## PROBLEM
Answer with nothing except the number of lines that contain the word "screenshot".

## EXERCISE MATERIAL
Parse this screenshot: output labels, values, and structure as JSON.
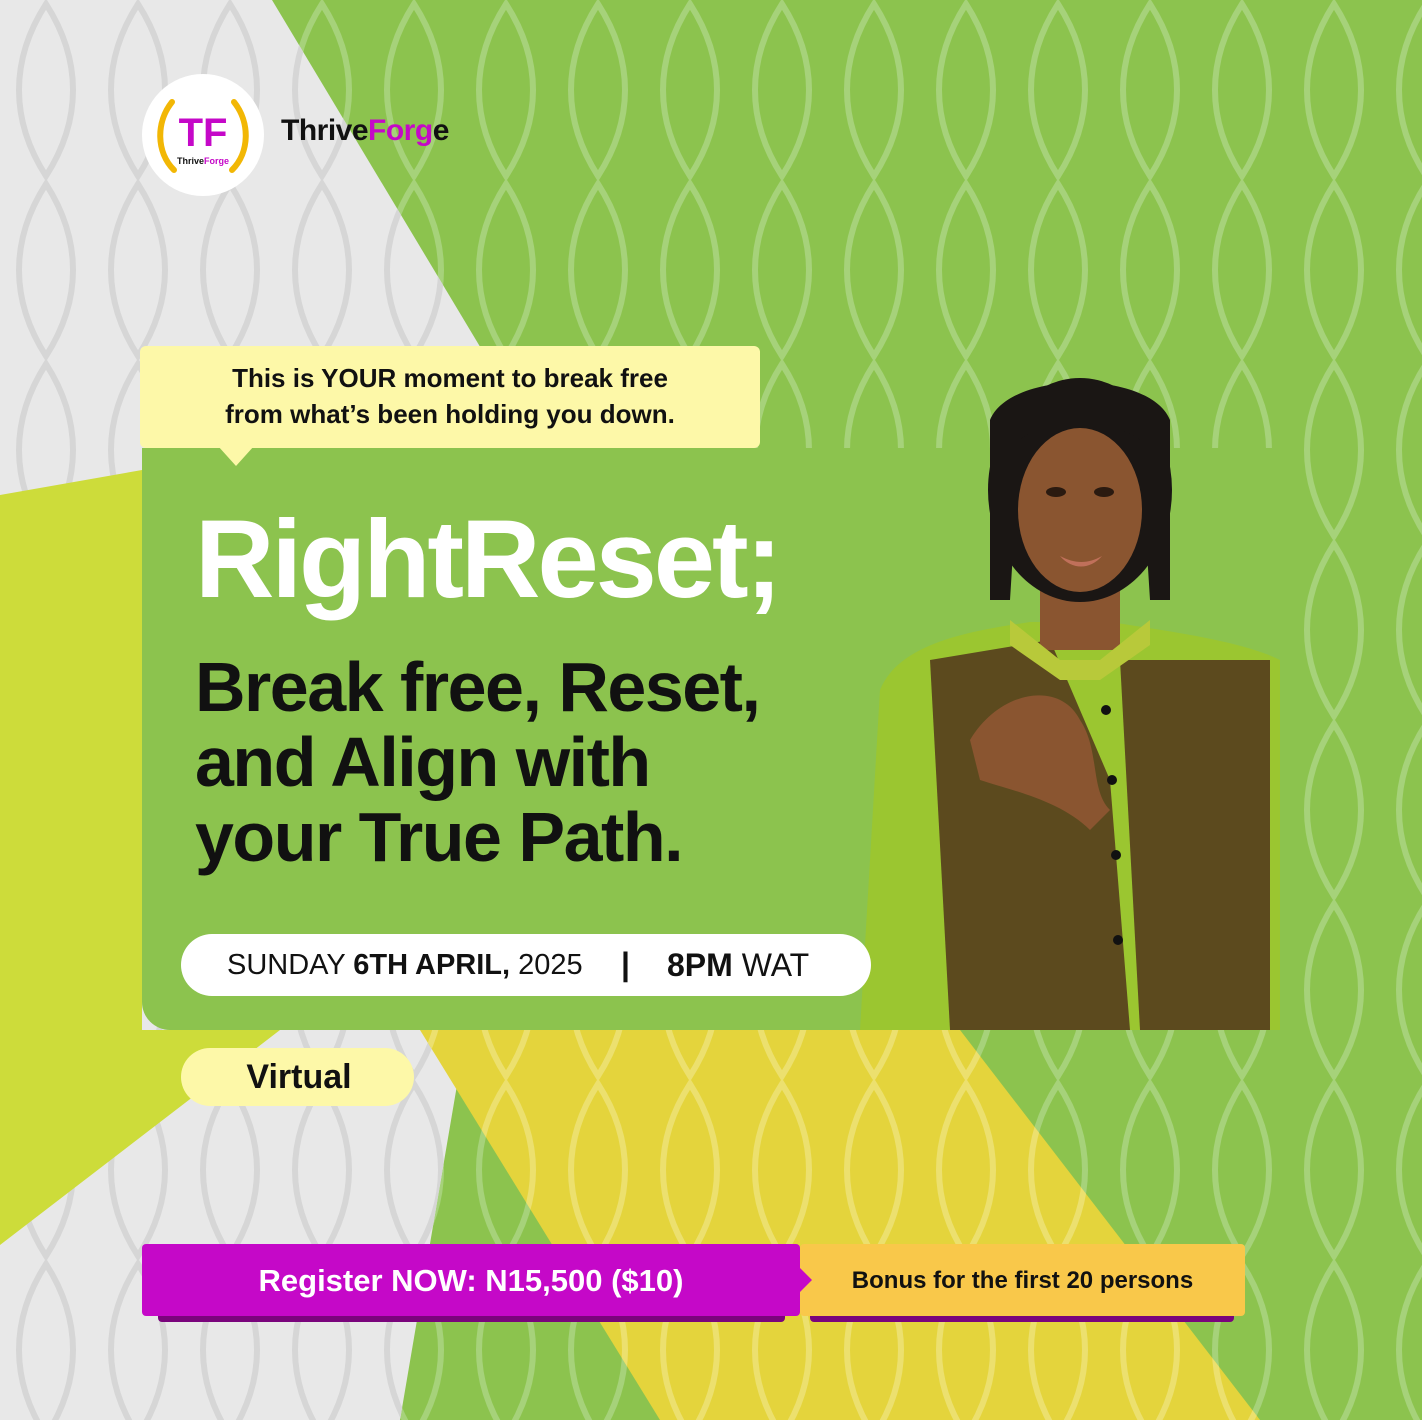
--
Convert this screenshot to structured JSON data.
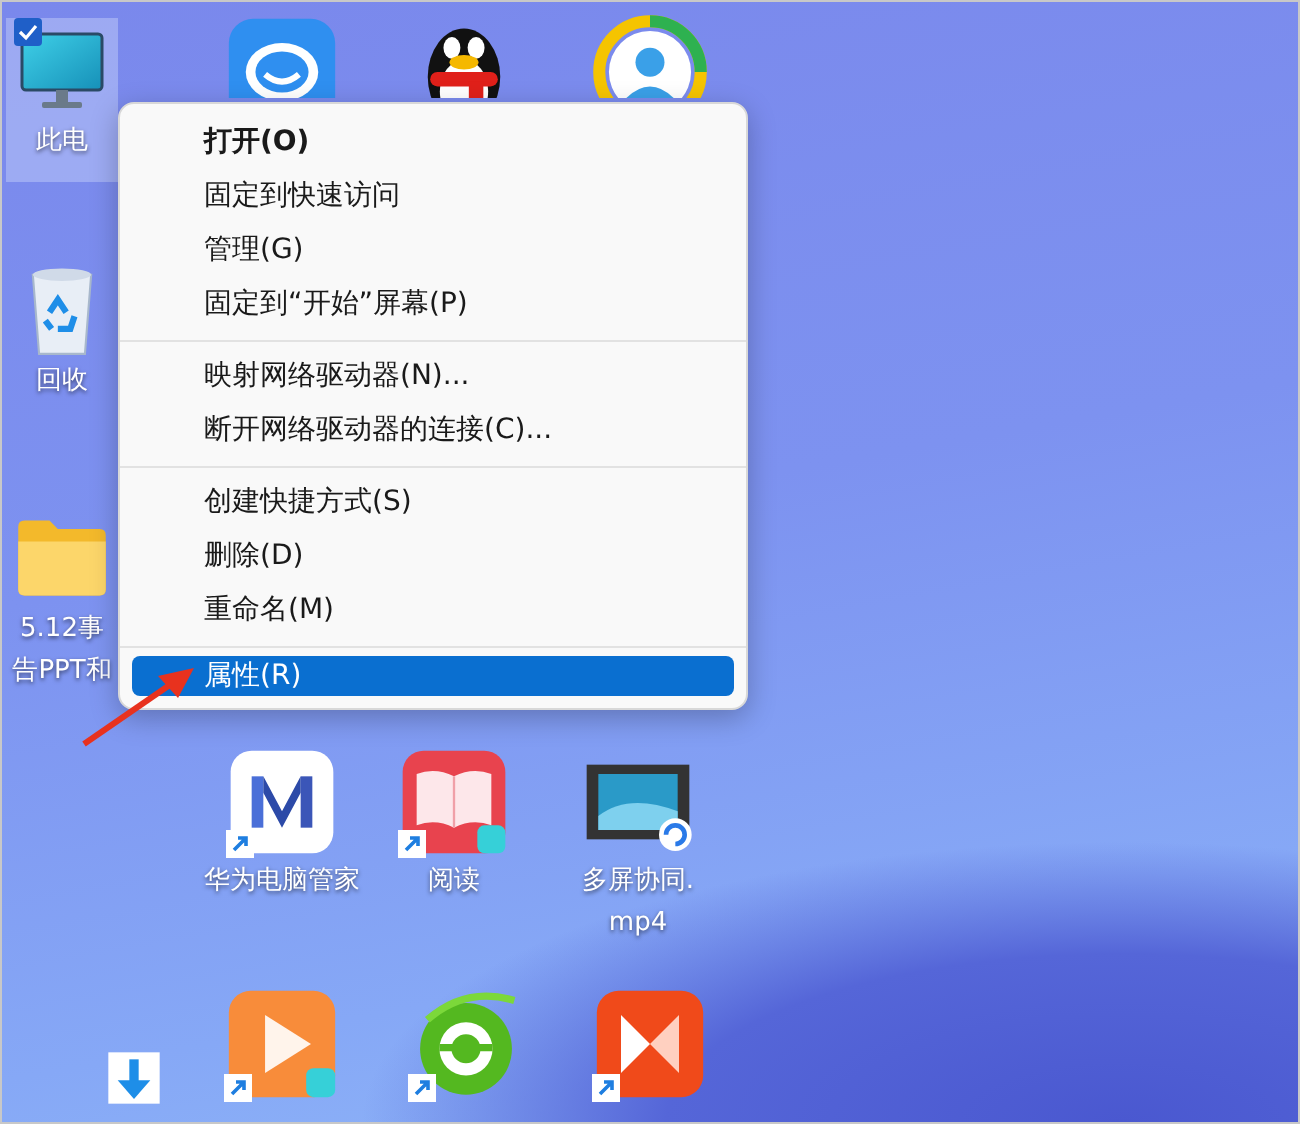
...
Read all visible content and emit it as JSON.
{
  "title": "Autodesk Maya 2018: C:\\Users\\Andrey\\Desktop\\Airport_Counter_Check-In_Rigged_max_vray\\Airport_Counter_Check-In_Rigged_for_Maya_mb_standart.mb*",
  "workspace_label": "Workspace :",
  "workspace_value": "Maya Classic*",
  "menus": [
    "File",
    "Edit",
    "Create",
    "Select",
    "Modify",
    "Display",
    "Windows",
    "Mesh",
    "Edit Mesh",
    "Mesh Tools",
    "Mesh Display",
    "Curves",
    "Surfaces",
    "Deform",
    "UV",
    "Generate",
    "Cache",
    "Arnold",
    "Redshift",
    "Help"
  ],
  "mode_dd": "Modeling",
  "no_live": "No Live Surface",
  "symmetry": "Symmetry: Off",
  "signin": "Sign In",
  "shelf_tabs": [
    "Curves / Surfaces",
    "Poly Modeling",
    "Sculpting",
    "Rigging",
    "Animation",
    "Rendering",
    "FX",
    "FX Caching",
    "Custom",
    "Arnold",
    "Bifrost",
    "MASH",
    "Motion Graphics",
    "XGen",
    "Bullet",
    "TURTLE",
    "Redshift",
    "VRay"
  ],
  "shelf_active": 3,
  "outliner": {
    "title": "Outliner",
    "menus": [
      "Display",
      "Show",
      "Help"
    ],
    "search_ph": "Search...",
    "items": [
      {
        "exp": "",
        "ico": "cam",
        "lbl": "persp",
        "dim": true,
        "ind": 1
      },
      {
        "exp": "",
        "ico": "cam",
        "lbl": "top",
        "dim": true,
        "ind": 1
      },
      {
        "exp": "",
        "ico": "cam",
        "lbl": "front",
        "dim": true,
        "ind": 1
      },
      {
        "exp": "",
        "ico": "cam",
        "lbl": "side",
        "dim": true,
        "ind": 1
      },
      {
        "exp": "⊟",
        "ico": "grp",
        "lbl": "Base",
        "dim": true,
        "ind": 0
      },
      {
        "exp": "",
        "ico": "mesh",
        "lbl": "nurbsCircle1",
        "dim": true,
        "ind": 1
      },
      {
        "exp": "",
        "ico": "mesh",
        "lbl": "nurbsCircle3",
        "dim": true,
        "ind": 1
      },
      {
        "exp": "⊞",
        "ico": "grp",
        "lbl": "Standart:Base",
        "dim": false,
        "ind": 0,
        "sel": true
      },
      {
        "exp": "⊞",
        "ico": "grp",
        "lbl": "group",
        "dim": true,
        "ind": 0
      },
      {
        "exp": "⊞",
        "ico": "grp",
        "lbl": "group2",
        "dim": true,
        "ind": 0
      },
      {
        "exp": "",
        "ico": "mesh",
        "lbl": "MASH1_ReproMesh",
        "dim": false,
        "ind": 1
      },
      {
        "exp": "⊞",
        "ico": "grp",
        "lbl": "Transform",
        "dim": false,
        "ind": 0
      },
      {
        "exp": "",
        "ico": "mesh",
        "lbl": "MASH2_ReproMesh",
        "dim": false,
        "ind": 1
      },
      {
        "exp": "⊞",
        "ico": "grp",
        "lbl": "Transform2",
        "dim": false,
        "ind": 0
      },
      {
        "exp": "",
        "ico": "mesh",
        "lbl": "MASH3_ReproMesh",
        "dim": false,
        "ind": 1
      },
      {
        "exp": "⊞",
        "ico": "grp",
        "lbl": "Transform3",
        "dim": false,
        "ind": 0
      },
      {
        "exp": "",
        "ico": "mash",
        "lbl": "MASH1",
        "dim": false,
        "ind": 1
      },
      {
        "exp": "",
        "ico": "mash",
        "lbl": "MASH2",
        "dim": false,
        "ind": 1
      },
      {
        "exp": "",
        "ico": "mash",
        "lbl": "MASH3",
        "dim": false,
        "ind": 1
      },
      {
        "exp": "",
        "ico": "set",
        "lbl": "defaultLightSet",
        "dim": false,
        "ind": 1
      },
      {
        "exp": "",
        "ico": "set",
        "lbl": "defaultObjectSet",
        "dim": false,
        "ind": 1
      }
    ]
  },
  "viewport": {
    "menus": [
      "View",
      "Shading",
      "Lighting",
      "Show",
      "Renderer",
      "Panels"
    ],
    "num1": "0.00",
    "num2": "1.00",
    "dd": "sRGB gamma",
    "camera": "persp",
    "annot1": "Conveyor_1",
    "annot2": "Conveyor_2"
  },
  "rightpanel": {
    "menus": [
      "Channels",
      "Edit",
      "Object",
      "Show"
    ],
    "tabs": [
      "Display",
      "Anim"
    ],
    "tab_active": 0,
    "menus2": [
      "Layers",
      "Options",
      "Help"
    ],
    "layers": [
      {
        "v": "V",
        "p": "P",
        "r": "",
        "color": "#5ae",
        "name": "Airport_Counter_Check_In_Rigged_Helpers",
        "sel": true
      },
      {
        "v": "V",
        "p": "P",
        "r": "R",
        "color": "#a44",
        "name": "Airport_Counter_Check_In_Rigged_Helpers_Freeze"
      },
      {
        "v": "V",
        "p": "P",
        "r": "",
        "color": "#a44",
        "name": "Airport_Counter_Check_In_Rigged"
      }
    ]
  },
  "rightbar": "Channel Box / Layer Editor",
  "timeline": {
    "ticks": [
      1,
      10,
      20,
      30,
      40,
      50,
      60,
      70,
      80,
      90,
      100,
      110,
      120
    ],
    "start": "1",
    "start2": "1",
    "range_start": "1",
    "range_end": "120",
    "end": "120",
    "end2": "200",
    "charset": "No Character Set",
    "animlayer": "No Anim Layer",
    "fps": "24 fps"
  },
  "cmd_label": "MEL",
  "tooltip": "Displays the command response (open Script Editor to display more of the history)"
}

## ANSWER TO THIS PROBLEM
2